Exercise details: What follows are records. Restate all of them word for word.

Stored data:
-=-=-
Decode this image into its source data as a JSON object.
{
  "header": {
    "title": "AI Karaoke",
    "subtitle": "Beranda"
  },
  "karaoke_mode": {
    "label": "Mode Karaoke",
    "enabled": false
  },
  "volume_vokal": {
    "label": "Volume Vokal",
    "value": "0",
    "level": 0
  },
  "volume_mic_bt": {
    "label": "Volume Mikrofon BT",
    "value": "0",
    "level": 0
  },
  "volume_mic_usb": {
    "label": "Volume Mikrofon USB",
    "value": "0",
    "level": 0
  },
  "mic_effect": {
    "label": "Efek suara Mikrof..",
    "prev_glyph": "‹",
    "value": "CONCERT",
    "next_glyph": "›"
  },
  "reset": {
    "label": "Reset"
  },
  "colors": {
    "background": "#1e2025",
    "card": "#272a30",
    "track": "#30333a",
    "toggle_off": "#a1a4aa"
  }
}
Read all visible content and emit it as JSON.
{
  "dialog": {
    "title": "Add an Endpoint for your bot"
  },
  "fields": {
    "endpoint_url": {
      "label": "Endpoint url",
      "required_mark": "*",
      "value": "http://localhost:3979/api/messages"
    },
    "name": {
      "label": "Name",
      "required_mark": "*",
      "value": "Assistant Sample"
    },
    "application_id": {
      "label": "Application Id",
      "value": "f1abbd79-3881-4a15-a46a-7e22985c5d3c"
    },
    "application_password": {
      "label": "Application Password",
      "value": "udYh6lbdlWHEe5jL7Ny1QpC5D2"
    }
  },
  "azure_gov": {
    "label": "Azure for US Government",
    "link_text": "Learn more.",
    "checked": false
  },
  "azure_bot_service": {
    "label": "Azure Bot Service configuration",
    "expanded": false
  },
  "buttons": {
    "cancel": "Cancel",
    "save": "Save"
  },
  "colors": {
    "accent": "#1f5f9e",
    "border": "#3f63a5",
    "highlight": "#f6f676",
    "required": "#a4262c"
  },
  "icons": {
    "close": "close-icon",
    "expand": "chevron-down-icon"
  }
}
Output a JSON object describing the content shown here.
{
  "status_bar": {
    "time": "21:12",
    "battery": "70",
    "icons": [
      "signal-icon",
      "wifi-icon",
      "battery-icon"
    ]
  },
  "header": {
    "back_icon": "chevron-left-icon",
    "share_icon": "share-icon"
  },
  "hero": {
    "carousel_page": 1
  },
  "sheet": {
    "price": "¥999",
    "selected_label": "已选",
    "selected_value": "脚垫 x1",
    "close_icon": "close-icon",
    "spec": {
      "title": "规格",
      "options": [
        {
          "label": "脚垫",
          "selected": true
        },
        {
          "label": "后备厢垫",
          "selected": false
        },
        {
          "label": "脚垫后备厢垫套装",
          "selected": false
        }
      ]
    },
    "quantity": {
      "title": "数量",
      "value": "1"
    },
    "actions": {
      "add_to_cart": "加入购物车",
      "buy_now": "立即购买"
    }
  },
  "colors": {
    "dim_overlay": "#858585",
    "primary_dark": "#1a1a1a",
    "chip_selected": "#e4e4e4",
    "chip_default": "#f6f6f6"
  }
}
-=-=-
Response to this exercise:
Decode this image into its source data as a JSON object.
{
  "header": {
    "title": "AI Karaoke",
    "subtitle": "Beranda"
  },
  "karaoke_mode": {
    "label": "Mode Karaoke",
    "enabled": false
  },
  "volume_vokal": {
    "label": "Volume Vokal",
    "value": "0",
    "level": 0
  },
  "volume_mic_bt": {
    "label": "Volume Mikrofon BT",
    "value": "0",
    "level": 0
  },
  "volume_mic_usb": {
    "label": "Volume Mikrofon USB",
    "value": "0",
    "level": 0
  },
  "mic_effect": {
    "label": "Efek suara Mikrof..",
    "prev_glyph": "‹",
    "value": "CONCERT",
    "next_glyph": "›"
  },
  "reset": {
    "label": "Reset"
  },
  "colors": {
    "background": "#1e2025",
    "card": "#272a30",
    "track": "#30333a",
    "toggle_off": "#a1a4aa"
  }
}
Read all visible content and emit it as JSON.
{
  "dialog": {
    "title": "Add an Endpoint for your bot"
  },
  "fields": {
    "endpoint_url": {
      "label": "Endpoint url",
      "required_mark": "*",
      "value": "http://localhost:3979/api/messages"
    },
    "name": {
      "label": "Name",
      "required_mark": "*",
      "value": "Assistant Sample"
    },
    "application_id": {
      "label": "Application Id",
      "value": "f1abbd79-3881-4a15-a46a-7e22985c5d3c"
    },
    "application_password": {
      "label": "Application Password",
      "value": "udYh6lbdlWHEe5jL7Ny1QpC5D2"
    }
  },
  "azure_gov": {
    "label": "Azure for US Government",
    "link_text": "Learn more.",
    "checked": false
  },
  "azure_bot_service": {
    "label": "Azure Bot Service configuration",
    "expanded": false
  },
  "buttons": {
    "cancel": "Cancel",
    "save": "Save"
  },
  "colors": {
    "accent": "#1f5f9e",
    "border": "#3f63a5",
    "highlight": "#f6f676",
    "required": "#a4262c"
  },
  "icons": {
    "close": "close-icon",
    "expand": "chevron-down-icon"
  }
}
Output a JSON object describing the content shown here.
{
  "status_bar": {
    "time": "21:12",
    "battery": "70",
    "icons": [
      "signal-icon",
      "wifi-icon",
      "battery-icon"
    ]
  },
  "header": {
    "back_icon": "chevron-left-icon",
    "share_icon": "share-icon"
  },
  "hero": {
    "carousel_page": 1
  },
  "sheet": {
    "price": "¥999",
    "selected_label": "已选",
    "selected_value": "脚垫 x1",
    "close_icon": "close-icon",
    "spec": {
      "title": "规格",
      "options": [
        {
          "label": "脚垫",
          "selected": true
        },
        {
          "label": "后备厢垫",
          "selected": false
        },
        {
          "label": "脚垫后备厢垫套装",
          "selected": false
        }
      ]
    },
    "quantity": {
      "title": "数量",
      "value": "1"
    },
    "actions": {
      "add_to_cart": "加入购物车",
      "buy_now": "立即购买"
    }
  },
  "colors": {
    "dim_overlay": "#858585",
    "primary_dark": "#1a1a1a",
    "chip_selected": "#e4e4e4",
    "chip_default": "#f6f6f6"
  }
}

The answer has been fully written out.